Saved entries

┌────────

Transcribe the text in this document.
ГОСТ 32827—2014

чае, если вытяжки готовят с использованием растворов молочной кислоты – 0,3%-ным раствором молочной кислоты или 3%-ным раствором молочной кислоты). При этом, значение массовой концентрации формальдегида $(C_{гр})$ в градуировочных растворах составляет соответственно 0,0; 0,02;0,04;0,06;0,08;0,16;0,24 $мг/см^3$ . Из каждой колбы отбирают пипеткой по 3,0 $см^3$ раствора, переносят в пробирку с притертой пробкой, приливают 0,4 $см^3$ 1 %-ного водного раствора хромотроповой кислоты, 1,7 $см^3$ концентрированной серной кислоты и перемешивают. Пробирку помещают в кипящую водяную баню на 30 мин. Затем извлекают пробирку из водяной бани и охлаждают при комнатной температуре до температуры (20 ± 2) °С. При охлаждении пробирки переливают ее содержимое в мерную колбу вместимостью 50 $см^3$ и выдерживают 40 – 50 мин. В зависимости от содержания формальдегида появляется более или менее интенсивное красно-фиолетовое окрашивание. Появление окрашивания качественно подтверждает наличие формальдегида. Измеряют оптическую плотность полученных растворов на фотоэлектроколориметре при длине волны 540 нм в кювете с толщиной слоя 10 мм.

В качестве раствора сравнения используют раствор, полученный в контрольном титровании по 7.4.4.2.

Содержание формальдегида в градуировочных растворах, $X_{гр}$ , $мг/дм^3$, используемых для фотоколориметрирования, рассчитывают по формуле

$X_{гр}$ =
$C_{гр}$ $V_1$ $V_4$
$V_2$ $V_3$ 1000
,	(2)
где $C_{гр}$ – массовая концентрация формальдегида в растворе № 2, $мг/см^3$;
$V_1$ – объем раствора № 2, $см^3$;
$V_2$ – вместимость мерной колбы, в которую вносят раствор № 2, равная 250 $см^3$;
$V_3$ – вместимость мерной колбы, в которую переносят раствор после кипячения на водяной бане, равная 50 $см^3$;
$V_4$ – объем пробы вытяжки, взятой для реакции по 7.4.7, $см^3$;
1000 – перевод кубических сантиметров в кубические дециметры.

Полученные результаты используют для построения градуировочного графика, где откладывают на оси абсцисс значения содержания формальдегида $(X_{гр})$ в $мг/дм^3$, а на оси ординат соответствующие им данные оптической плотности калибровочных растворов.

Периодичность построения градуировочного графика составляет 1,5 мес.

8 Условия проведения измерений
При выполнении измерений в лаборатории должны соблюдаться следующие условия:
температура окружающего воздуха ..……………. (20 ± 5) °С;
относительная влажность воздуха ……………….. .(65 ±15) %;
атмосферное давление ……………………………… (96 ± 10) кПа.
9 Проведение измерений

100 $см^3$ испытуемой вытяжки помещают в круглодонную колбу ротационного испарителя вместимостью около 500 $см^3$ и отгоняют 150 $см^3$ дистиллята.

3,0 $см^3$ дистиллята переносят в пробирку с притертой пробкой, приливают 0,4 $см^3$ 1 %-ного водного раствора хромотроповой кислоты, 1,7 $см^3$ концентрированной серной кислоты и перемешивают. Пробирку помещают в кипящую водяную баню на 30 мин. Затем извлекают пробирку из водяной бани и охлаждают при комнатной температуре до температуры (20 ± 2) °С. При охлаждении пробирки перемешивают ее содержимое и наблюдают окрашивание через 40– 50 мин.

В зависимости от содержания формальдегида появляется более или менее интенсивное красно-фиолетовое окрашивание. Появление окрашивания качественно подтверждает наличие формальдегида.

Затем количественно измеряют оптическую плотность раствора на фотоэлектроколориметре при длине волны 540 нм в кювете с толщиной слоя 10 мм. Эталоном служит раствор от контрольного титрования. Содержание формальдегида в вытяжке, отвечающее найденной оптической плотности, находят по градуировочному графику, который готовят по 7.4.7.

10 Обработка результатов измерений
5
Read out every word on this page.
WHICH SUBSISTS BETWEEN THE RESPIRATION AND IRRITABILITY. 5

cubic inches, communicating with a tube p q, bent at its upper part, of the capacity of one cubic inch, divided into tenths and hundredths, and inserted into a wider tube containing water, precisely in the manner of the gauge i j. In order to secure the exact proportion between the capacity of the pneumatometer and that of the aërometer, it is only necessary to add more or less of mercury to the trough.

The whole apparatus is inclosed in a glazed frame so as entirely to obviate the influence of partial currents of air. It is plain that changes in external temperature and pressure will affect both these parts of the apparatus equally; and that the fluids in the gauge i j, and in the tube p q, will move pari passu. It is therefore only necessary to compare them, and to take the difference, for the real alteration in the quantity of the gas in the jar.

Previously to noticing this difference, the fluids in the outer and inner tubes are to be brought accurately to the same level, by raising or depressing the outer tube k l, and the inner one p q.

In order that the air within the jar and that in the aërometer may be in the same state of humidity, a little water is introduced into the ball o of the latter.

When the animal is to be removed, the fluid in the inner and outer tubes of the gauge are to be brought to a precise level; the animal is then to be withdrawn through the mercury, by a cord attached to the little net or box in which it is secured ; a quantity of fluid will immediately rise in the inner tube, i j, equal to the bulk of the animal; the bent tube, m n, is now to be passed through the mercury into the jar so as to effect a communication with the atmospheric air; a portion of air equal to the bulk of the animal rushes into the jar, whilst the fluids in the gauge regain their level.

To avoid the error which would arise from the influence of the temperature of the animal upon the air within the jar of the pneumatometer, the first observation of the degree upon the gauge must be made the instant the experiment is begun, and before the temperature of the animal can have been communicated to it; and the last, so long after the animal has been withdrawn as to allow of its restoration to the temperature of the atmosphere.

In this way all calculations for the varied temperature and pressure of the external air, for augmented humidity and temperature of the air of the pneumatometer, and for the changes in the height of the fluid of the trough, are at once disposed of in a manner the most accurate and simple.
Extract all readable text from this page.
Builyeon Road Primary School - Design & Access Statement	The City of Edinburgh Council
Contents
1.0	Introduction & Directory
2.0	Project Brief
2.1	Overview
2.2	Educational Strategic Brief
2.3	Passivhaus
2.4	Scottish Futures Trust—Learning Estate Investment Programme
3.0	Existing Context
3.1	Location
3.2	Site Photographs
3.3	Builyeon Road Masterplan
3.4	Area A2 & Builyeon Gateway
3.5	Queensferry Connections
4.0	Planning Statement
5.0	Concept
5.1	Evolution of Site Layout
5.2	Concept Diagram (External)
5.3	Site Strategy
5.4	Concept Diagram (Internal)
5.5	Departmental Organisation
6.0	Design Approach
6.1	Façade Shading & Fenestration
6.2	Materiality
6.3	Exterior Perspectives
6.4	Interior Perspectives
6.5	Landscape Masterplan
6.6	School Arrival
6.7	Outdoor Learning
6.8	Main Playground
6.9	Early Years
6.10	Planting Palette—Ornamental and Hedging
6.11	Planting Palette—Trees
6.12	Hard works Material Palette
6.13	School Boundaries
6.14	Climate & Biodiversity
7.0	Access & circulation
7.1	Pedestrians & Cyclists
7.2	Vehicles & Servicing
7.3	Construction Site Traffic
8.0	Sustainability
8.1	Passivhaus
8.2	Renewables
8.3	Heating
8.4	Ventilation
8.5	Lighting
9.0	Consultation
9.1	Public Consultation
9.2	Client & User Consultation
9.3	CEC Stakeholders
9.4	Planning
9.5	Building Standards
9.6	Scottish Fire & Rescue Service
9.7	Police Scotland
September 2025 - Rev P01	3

└────────

Retype the listing exactly, in full.

> **Response**:
Transcribe the text in this document.
ГОСТ 32827—2014

чае, если вытяжки готовят с использованием растворов молочной кислоты – 0,3%-ным раствором молочной кислоты или 3%-ным раствором молочной кислоты). При этом, значение массовой концентрации формальдегида $(C_{гр})$ в градуировочных растворах составляет соответственно 0,0; 0,02;0,04;0,06;0,08;0,16;0,24 $мг/см^3$ . Из каждой колбы отбирают пипеткой по 3,0 $см^3$ раствора, переносят в пробирку с притертой пробкой, приливают 0,4 $см^3$ 1 %-ного водного раствора хромотроповой кислоты, 1,7 $см^3$ концентрированной серной кислоты и перемешивают. Пробирку помещают в кипящую водяную баню на 30 мин. Затем извлекают пробирку из водяной бани и охлаждают при комнатной температуре до температуры (20 ± 2) °С. При охлаждении пробирки переливают ее содержимое в мерную колбу вместимостью 50 $см^3$ и выдерживают 40 – 50 мин. В зависимости от содержания формальдегида появляется более или менее интенсивное красно-фиолетовое окрашивание. Появление окрашивания качественно подтверждает наличие формальдегида. Измеряют оптическую плотность полученных растворов на фотоэлектроколориметре при длине волны 540 нм в кювете с толщиной слоя 10 мм.

В качестве раствора сравнения используют раствор, полученный в контрольном титровании по 7.4.4.2.

Содержание формальдегида в градуировочных растворах, $X_{гр}$ , $мг/дм^3$, используемых для фотоколориметрирования, рассчитывают по формуле

$X_{гр}$ =
$C_{гр}$ $V_1$ $V_4$
$V_2$ $V_3$ 1000
,	(2)
где $C_{гр}$ – массовая концентрация формальдегида в растворе № 2, $мг/см^3$;
$V_1$ – объем раствора № 2, $см^3$;
$V_2$ – вместимость мерной колбы, в которую вносят раствор № 2, равная 250 $см^3$;
$V_3$ – вместимость мерной колбы, в которую переносят раствор после кипячения на водяной бане, равная 50 $см^3$;
$V_4$ – объем пробы вытяжки, взятой для реакции по 7.4.7, $см^3$;
1000 – перевод кубических сантиметров в кубические дециметры.

Полученные результаты используют для построения градуировочного графика, где откладывают на оси абсцисс значения содержания формальдегида $(X_{гр})$ в $мг/дм^3$, а на оси ординат соответствующие им данные оптической плотности калибровочных растворов.

Периодичность построения градуировочного графика составляет 1,5 мес.

8 Условия проведения измерений
При выполнении измерений в лаборатории должны соблюдаться следующие условия:
температура окружающего воздуха ..……………. (20 ± 5) °С;
относительная влажность воздуха ……………….. .(65 ±15) %;
атмосферное давление ……………………………… (96 ± 10) кПа.
9 Проведение измерений

100 $см^3$ испытуемой вытяжки помещают в круглодонную колбу ротационного испарителя вместимостью около 500 $см^3$ и отгоняют 150 $см^3$ дистиллята.

3,0 $см^3$ дистиллята переносят в пробирку с притертой пробкой, приливают 0,4 $см^3$ 1 %-ного водного раствора хромотроповой кислоты, 1,7 $см^3$ концентрированной серной кислоты и перемешивают. Пробирку помещают в кипящую водяную баню на 30 мин. Затем извлекают пробирку из водяной бани и охлаждают при комнатной температуре до температуры (20 ± 2) °С. При охлаждении пробирки перемешивают ее содержимое и наблюдают окрашивание через 40– 50 мин.

В зависимости от содержания формальдегида появляется более или менее интенсивное красно-фиолетовое окрашивание. Появление окрашивания качественно подтверждает наличие формальдегида.

Затем количественно измеряют оптическую плотность раствора на фотоэлектроколориметре при длине волны 540 нм в кювете с толщиной слоя 10 мм. Эталоном служит раствор от контрольного титрования. Содержание формальдегида в вытяжке, отвечающее найденной оптической плотности, находят по градуировочному графику, который готовят по 7.4.7.

10 Обработка результатов измерений
5
Read out every word on this page.
WHICH SUBSISTS BETWEEN THE RESPIRATION AND IRRITABILITY. 5

cubic inches, communicating with a tube p q, bent at its upper part, of the capacity of one cubic inch, divided into tenths and hundredths, and inserted into a wider tube containing water, precisely in the manner of the gauge i j. In order to secure the exact proportion between the capacity of the pneumatometer and that of the aërometer, it is only necessary to add more or less of mercury to the trough.

The whole apparatus is inclosed in a glazed frame so as entirely to obviate the influence of partial currents of air. It is plain that changes in external temperature and pressure will affect both these parts of the apparatus equally; and that the fluids in the gauge i j, and in the tube p q, will move pari passu. It is therefore only necessary to compare them, and to take the difference, for the real alteration in the quantity of the gas in the jar.

Previously to noticing this difference, the fluids in the outer and inner tubes are to be brought accurately to the same level, by raising or depressing the outer tube k l, and the inner one p q.

In order that the air within the jar and that in the aërometer may be in the same state of humidity, a little water is introduced into the ball o of the latter.

When the animal is to be removed, the fluid in the inner and outer tubes of the gauge are to be brought to a precise level; the animal is then to be withdrawn through the mercury, by a cord attached to the little net or box in which it is secured ; a quantity of fluid will immediately rise in the inner tube, i j, equal to the bulk of the animal; the bent tube, m n, is now to be passed through the mercury into the jar so as to effect a communication with the atmospheric air; a portion of air equal to the bulk of the animal rushes into the jar, whilst the fluids in the gauge regain their level.

To avoid the error which would arise from the influence of the temperature of the animal upon the air within the jar of the pneumatometer, the first observation of the degree upon the gauge must be made the instant the experiment is begun, and before the temperature of the animal can have been communicated to it; and the last, so long after the animal has been withdrawn as to allow of its restoration to the temperature of the atmosphere.

In this way all calculations for the varied temperature and pressure of the external air, for augmented humidity and temperature of the air of the pneumatometer, and for the changes in the height of the fluid of the trough, are at once disposed of in a manner the most accurate and simple.
Extract all readable text from this page.
Builyeon Road Primary School - Design & Access Statement	The City of Edinburgh Council
Contents
1.0	Introduction & Directory
2.0	Project Brief
2.1	Overview
2.2	Educational Strategic Brief
2.3	Passivhaus
2.4	Scottish Futures Trust—Learning Estate Investment Programme
3.0	Existing Context
3.1	Location
3.2	Site Photographs
3.3	Builyeon Road Masterplan
3.4	Area A2 & Builyeon Gateway
3.5	Queensferry Connections
4.0	Planning Statement
5.0	Concept
5.1	Evolution of Site Layout
5.2	Concept Diagram (External)
5.3	Site Strategy
5.4	Concept Diagram (Internal)
5.5	Departmental Organisation
6.0	Design Approach
6.1	Façade Shading & Fenestration
6.2	Materiality
6.3	Exterior Perspectives
6.4	Interior Perspectives
6.5	Landscape Masterplan
6.6	School Arrival
6.7	Outdoor Learning
6.8	Main Playground
6.9	Early Years
6.10	Planting Palette—Ornamental and Hedging
6.11	Planting Palette—Trees
6.12	Hard works Material Palette
6.13	School Boundaries
6.14	Climate & Biodiversity
7.0	Access & circulation
7.1	Pedestrians & Cyclists
7.2	Vehicles & Servicing
7.3	Construction Site Traffic
8.0	Sustainability
8.1	Passivhaus
8.2	Renewables
8.3	Heating
8.4	Ventilation
8.5	Lighting
9.0	Consultation
9.1	Public Consultation
9.2	Client & User Consultation
9.3	CEC Stakeholders
9.4	Planning
9.5	Building Standards
9.6	Scottish Fire & Rescue Service
9.7	Police Scotland
September 2025 - Rev P01	3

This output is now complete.